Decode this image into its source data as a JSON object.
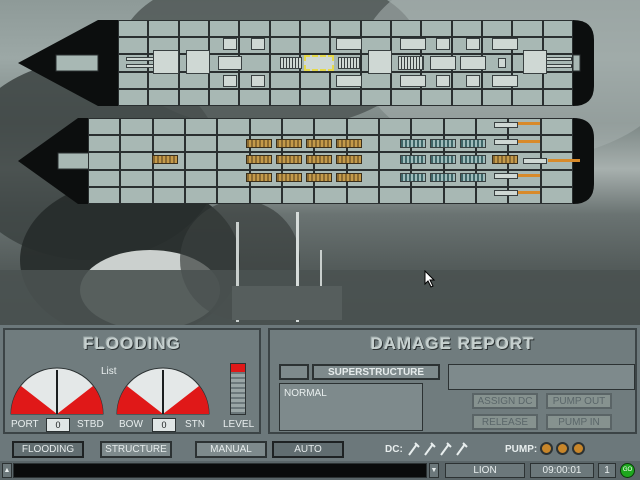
{
  "flooding_panel": {
    "title": "FLOODING",
    "list_label": "List",
    "port_label": "PORT",
    "port_value": "0",
    "stbd_label": "STBD",
    "bow_label": "BOW",
    "bow_value": "0",
    "stn_label": "STN",
    "level_label": "LEVEL"
  },
  "damage_panel": {
    "title": "DAMAGE REPORT",
    "section_label": "SUPERSTRUCTURE",
    "status_text": "NORMAL",
    "assign_dc_label": "ASSIGN DC",
    "pump_out_label": "PUMP OUT",
    "release_label": "RELEASE",
    "pump_in_label": "PUMP IN"
  },
  "toolbar": {
    "flooding_label": "FLOODING",
    "structure_label": "STRUCTURE",
    "manual_label": "MANUAL",
    "auto_label": "AUTO",
    "dc_label": "DC:",
    "pump_label": "PUMP:"
  },
  "statusbar": {
    "ship_name": "LION",
    "clock": "09:00:01",
    "speed_setting": "1",
    "go_label": "GO"
  },
  "icons": {
    "dc_teams": [
      "wrench-icon",
      "wrench-icon",
      "wrench-icon",
      "wrench-icon"
    ],
    "pumps": [
      "pump-icon",
      "pump-icon",
      "pump-icon"
    ]
  },
  "colors": {
    "flood_red": "#e01818",
    "hull_cell": "#a8b8b4",
    "pump_orange": "#d88a2a",
    "go_green": "#1ea81e"
  }
}
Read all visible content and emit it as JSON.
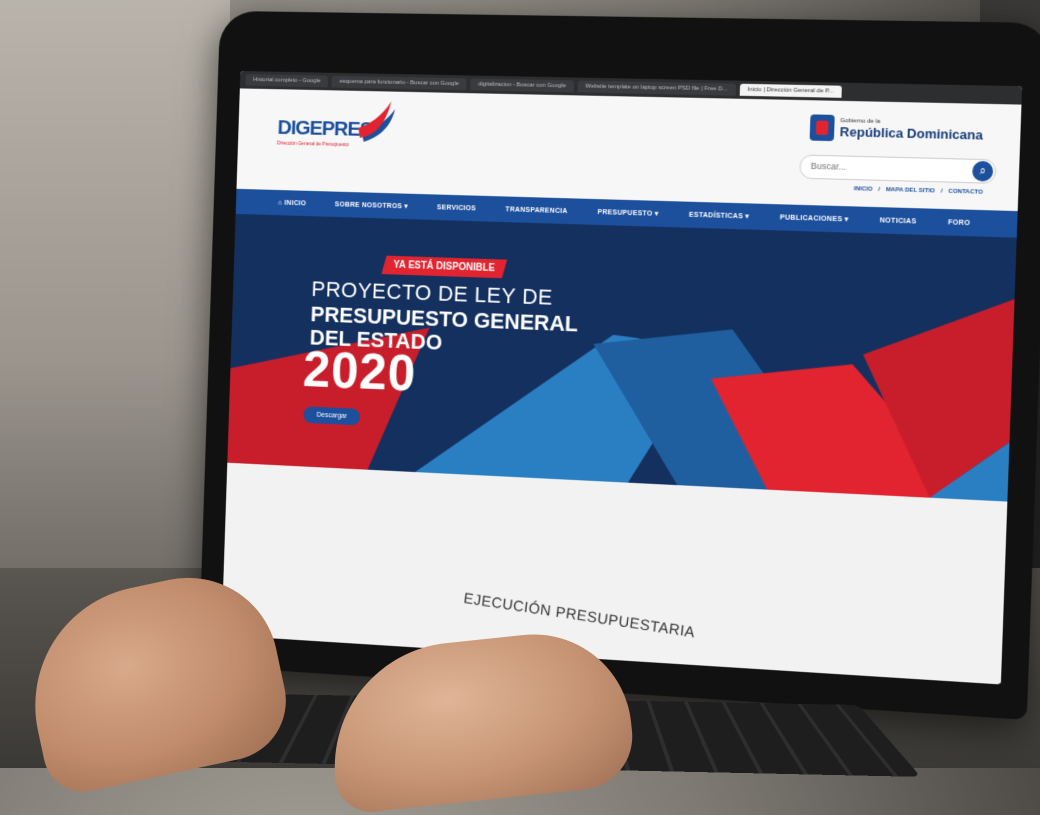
{
  "browser_tabs": [
    "Historial completo - Google",
    "esquema para funcionario - Buscar con Google",
    "digitalizacion - Buscar con Google",
    "Website template on laptop screen PSD file | Free D...",
    "Inicio | Dirección General de P..."
  ],
  "site": {
    "logo_text": "DIGEPRES",
    "logo_subtitle": "Dirección General de Presupuesto",
    "gov_small": "Gobierno de la",
    "gov_big": "República Dominicana",
    "search_placeholder": "Buscar...",
    "top_links": [
      "INICIO",
      "/",
      "MAPA DEL SITIO",
      "/",
      "CONTACTO"
    ]
  },
  "nav": [
    "⌂ INICIO",
    "SOBRE NOSOTROS ▾",
    "SERVICIOS",
    "TRANSPARENCIA",
    "PRESUPUESTO ▾",
    "ESTADÍSTICAS ▾",
    "PUBLICACIONES ▾",
    "NOTICIAS",
    "FORO"
  ],
  "hero": {
    "badge": "YA ESTÁ DISPONIBLE",
    "line1": "PROYECTO DE LEY DE",
    "line2": "PRESUPUESTO GENERAL",
    "line3": "DEL ESTADO",
    "year": "2020",
    "button": "Descargar"
  },
  "section_title": "EJECUCIÓN PRESUPUESTARIA",
  "colors": {
    "nav_blue": "#1c4f9c",
    "accent_red": "#e1242f",
    "hero_navy": "#14305f"
  }
}
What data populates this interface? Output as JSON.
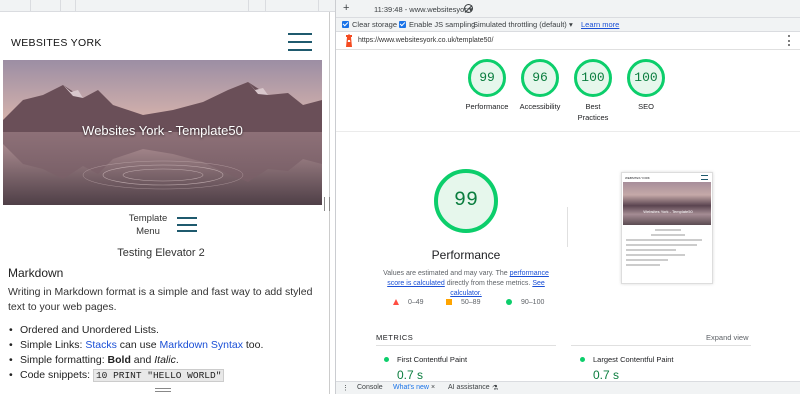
{
  "site": {
    "brand": "WEBSITES YORK",
    "hero_title": "Websites York - Template50",
    "template_menu": [
      "Template",
      "Menu"
    ],
    "page_heading": "Testing Elevator 2",
    "section_heading": "Markdown",
    "paragraph": "Writing in Markdown format is a simple and fast way to add styled text to your web pages.",
    "list": {
      "item1": "Ordered and Unordered Lists.",
      "item2_prefix": "Simple Links: ",
      "item2_link1": "Stacks",
      "item2_mid": " can use ",
      "item2_link2": "Markdown Syntax",
      "item2_suffix": " too.",
      "item3_prefix": "Simple formatting: ",
      "item3_bold": "Bold",
      "item3_mid": " and ",
      "item3_italic": "Italic",
      "item3_suffix": ".",
      "item4_prefix": "Code snippets: ",
      "item4_code": "10 PRINT \"HELLO WORLD\""
    }
  },
  "devtools": {
    "report_selector": "11:39:48 - www.websitesyor:▾",
    "clear_storage": "Clear storage",
    "enable_js_sampling": "Enable JS sampling",
    "throttling": "Simulated throttling (default)",
    "throttling_arrow": "▾",
    "learn_more": "Learn more",
    "url": "https://www.websitesyork.co.uk/template50/",
    "scores": [
      {
        "value": "99",
        "label": "Performance"
      },
      {
        "value": "96",
        "label": "Accessibility"
      },
      {
        "value": "100",
        "label": "Best Practices"
      },
      {
        "value": "100",
        "label": "SEO"
      }
    ],
    "performance": {
      "score": "99",
      "title": "Performance",
      "note_prefix": "Values are estimated and may vary. The ",
      "note_link1": "performance score is calculated",
      "note_mid": " directly from these metrics. ",
      "note_link2": "See calculator."
    },
    "legend": {
      "bad": "0–49",
      "average": "50–89",
      "good": "90–100"
    },
    "thumbnail": {
      "title": "WEBSITES YORK",
      "hero": "Websites York - Template50"
    },
    "metrics": {
      "heading": "METRICS",
      "expand": "Expand view",
      "fcp_label": "First Contentful Paint",
      "fcp_value": "0.7 s",
      "lcp_label": "Largest Contentful Paint",
      "lcp_value": "0.7 s"
    },
    "drawer": {
      "console": "Console",
      "whats_new": "What's new",
      "ai": "AI assistance"
    },
    "colors": {
      "pass": "#0cce6b",
      "average": "#ffa400",
      "fail": "#ff4e42",
      "link": "#1a4fd6"
    }
  }
}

-*-

> **Do this**
Set the listing down in full and exactly. Pictures within it should not appear in the copy.

> **Solution**
Decode this image into its source data as a JSON object.
{
  "flooding_panel": {
    "title": "FLOODING",
    "list_label": "List",
    "port_label": "PORT",
    "port_value": "0",
    "stbd_label": "STBD",
    "bow_label": "BOW",
    "bow_value": "0",
    "stn_label": "STN",
    "level_label": "LEVEL"
  },
  "damage_panel": {
    "title": "DAMAGE REPORT",
    "section_label": "SUPERSTRUCTURE",
    "status_text": "NORMAL",
    "assign_dc_label": "ASSIGN DC",
    "pump_out_label": "PUMP OUT",
    "release_label": "RELEASE",
    "pump_in_label": "PUMP IN"
  },
  "toolbar": {
    "flooding_label": "FLOODING",
    "structure_label": "STRUCTURE",
    "manual_label": "MANUAL",
    "auto_label": "AUTO",
    "dc_label": "DC:",
    "pump_label": "PUMP:"
  },
  "statusbar": {
    "ship_name": "LION",
    "clock": "09:00:01",
    "speed_setting": "1",
    "go_label": "GO"
  },
  "icons": {
    "dc_teams": [
      "wrench-icon",
      "wrench-icon",
      "wrench-icon",
      "wrench-icon"
    ],
    "pumps": [
      "pump-icon",
      "pump-icon",
      "pump-icon"
    ]
  },
  "colors": {
    "flood_red": "#e01818",
    "hull_cell": "#a8b8b4",
    "pump_orange": "#d88a2a",
    "go_green": "#1ea81e"
  }
}
Read all visible content and emit it as JSON.
{
  "browser_tabs": [
    "Historial completo - Google",
    "esquema para funcionario - Buscar con Google",
    "digitalizacion - Buscar con Google",
    "Website template on laptop screen PSD file | Free D...",
    "Inicio | Dirección General de P..."
  ],
  "site": {
    "logo_text": "DIGEPRES",
    "logo_subtitle": "Dirección General de Presupuesto",
    "gov_small": "Gobierno de la",
    "gov_big": "República Dominicana",
    "search_placeholder": "Buscar...",
    "top_links": [
      "INICIO",
      "/",
      "MAPA DEL SITIO",
      "/",
      "CONTACTO"
    ]
  },
  "nav": [
    "⌂ INICIO",
    "SOBRE NOSOTROS ▾",
    "SERVICIOS",
    "TRANSPARENCIA",
    "PRESUPUESTO ▾",
    "ESTADÍSTICAS ▾",
    "PUBLICACIONES ▾",
    "NOTICIAS",
    "FORO"
  ],
  "hero": {
    "badge": "YA ESTÁ DISPONIBLE",
    "line1": "PROYECTO DE LEY DE",
    "line2": "PRESUPUESTO GENERAL",
    "line3": "DEL ESTADO",
    "year": "2020",
    "button": "Descargar"
  },
  "section_title": "EJECUCIÓN PRESUPUESTARIA",
  "colors": {
    "nav_blue": "#1c4f9c",
    "accent_red": "#e1242f",
    "hero_navy": "#14305f"
  }
}
What data populates this interface? Output as JSON.
{
  "site": {
    "brand": "WEBSITES YORK",
    "hero_title": "Websites York - Template50",
    "template_menu": [
      "Template",
      "Menu"
    ],
    "page_heading": "Testing Elevator 2",
    "section_heading": "Markdown",
    "paragraph": "Writing in Markdown format is a simple and fast way to add styled text to your web pages.",
    "list": {
      "item1": "Ordered and Unordered Lists.",
      "item2_prefix": "Simple Links: ",
      "item2_link1": "Stacks",
      "item2_mid": " can use ",
      "item2_link2": "Markdown Syntax",
      "item2_suffix": " too.",
      "item3_prefix": "Simple formatting: ",
      "item3_bold": "Bold",
      "item3_mid": " and ",
      "item3_italic": "Italic",
      "item3_suffix": ".",
      "item4_prefix": "Code snippets: ",
      "item4_code": "10 PRINT \"HELLO WORLD\""
    }
  },
  "devtools": {
    "report_selector": "11:39:48 - www.websitesyor:▾",
    "clear_storage": "Clear storage",
    "enable_js_sampling": "Enable JS sampling",
    "throttling": "Simulated throttling (default)",
    "throttling_arrow": "▾",
    "learn_more": "Learn more",
    "url": "https://www.websitesyork.co.uk/template50/",
    "scores": [
      {
        "value": "99",
        "label": "Performance"
      },
      {
        "value": "96",
        "label": "Accessibility"
      },
      {
        "value": "100",
        "label": "Best Practices"
      },
      {
        "value": "100",
        "label": "SEO"
      }
    ],
    "performance": {
      "score": "99",
      "title": "Performance",
      "note_prefix": "Values are estimated and may vary. The ",
      "note_link1": "performance score is calculated",
      "note_mid": " directly from these metrics. ",
      "note_link2": "See calculator."
    },
    "legend": {
      "bad": "0–49",
      "average": "50–89",
      "good": "90–100"
    },
    "thumbnail": {
      "title": "WEBSITES YORK",
      "hero": "Websites York - Template50"
    },
    "metrics": {
      "heading": "METRICS",
      "expand": "Expand view",
      "fcp_label": "First Contentful Paint",
      "fcp_value": "0.7 s",
      "lcp_label": "Largest Contentful Paint",
      "lcp_value": "0.7 s"
    },
    "drawer": {
      "console": "Console",
      "whats_new": "What's new",
      "ai": "AI assistance"
    },
    "colors": {
      "pass": "#0cce6b",
      "average": "#ffa400",
      "fail": "#ff4e42",
      "link": "#1a4fd6"
    }
  }
}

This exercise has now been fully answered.